Each line below should be reproduced without any alteration.

'''

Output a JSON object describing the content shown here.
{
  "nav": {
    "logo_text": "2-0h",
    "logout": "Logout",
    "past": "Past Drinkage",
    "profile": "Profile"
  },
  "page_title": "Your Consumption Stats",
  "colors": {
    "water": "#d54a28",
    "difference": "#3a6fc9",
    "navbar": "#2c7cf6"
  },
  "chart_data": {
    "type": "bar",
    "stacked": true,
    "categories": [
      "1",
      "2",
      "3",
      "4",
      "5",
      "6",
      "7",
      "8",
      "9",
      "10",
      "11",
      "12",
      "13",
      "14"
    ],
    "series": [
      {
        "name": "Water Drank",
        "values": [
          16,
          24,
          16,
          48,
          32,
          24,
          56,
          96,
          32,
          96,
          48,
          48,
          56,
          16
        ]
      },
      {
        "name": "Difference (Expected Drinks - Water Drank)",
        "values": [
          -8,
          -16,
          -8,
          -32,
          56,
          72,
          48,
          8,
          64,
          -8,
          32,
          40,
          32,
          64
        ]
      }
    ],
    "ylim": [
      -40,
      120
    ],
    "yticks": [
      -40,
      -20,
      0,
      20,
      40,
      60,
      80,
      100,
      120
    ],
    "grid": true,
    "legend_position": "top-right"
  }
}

'''

» **The answer**:
Output a JSON object describing the content shown here.
{
  "nav": {
    "logo_text": "2-0h",
    "logout": "Logout",
    "past": "Past Drinkage",
    "profile": "Profile"
  },
  "page_title": "Your Consumption Stats",
  "colors": {
    "water": "#d54a28",
    "difference": "#3a6fc9",
    "navbar": "#2c7cf6"
  },
  "chart_data": {
    "type": "bar",
    "stacked": true,
    "categories": [
      "1",
      "2",
      "3",
      "4",
      "5",
      "6",
      "7",
      "8",
      "9",
      "10",
      "11",
      "12",
      "13",
      "14"
    ],
    "series": [
      {
        "name": "Water Drank",
        "values": [
          16,
          24,
          16,
          48,
          32,
          24,
          56,
          96,
          32,
          96,
          48,
          48,
          56,
          16
        ]
      },
      {
        "name": "Difference (Expected Drinks - Water Drank)",
        "values": [
          -8,
          -16,
          -8,
          -32,
          56,
          72,
          48,
          8,
          64,
          -8,
          32,
          40,
          32,
          64
        ]
      }
    ],
    "ylim": [
      -40,
      120
    ],
    "yticks": [
      -40,
      -20,
      0,
      20,
      40,
      60,
      80,
      100,
      120
    ],
    "grid": true,
    "legend_position": "top-right"
  }
}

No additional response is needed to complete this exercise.